→ **TASK STATEMENT**
Only the lines from the one with "Parse this screenshot: output" onward are wanted, through the last line of the entries, set down exactly.

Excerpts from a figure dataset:
>>>>

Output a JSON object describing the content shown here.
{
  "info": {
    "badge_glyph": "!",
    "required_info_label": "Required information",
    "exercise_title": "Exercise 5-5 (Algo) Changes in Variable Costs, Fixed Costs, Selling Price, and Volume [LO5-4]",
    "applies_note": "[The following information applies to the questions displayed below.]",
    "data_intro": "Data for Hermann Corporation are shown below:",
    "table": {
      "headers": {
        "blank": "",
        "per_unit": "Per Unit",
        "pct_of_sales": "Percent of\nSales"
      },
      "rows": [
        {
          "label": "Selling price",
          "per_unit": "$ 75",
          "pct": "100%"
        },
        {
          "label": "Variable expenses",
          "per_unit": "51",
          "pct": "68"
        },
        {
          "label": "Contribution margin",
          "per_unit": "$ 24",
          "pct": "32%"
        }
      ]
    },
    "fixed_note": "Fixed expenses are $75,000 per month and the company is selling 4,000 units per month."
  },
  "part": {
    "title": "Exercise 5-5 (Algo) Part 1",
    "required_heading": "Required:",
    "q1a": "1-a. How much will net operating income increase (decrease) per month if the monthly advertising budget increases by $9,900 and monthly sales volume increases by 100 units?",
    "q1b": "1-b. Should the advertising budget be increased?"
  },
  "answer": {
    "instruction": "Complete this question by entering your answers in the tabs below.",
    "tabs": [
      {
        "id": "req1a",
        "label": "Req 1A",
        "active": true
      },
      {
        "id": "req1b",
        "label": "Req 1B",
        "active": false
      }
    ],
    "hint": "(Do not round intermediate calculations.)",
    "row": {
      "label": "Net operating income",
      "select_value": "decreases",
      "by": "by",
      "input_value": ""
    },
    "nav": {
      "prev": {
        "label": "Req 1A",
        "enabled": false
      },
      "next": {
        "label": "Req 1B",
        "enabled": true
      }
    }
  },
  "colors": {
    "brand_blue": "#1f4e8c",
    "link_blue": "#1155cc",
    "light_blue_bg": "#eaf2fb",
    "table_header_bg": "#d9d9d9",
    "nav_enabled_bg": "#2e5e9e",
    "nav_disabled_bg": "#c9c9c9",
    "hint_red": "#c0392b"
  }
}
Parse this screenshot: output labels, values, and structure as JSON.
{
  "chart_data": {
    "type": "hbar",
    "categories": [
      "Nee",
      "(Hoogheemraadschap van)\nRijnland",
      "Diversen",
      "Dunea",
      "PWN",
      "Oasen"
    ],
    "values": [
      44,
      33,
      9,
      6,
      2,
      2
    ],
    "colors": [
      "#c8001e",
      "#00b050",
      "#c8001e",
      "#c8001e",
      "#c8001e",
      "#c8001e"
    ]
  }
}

<<<<

→ **FULL RESPONSE**
Parse this screenshot: output labels, values, and structure as JSON.
{
  "chart_data": {
    "type": "hbar",
    "categories": [
      "Nee",
      "(Hoogheemraadschap van)\nRijnland",
      "Diversen",
      "Dunea",
      "PWN",
      "Oasen"
    ],
    "values": [
      44,
      33,
      9,
      6,
      2,
      2
    ],
    "colors": [
      "#c8001e",
      "#00b050",
      "#c8001e",
      "#c8001e",
      "#c8001e",
      "#c8001e"
    ]
  }
}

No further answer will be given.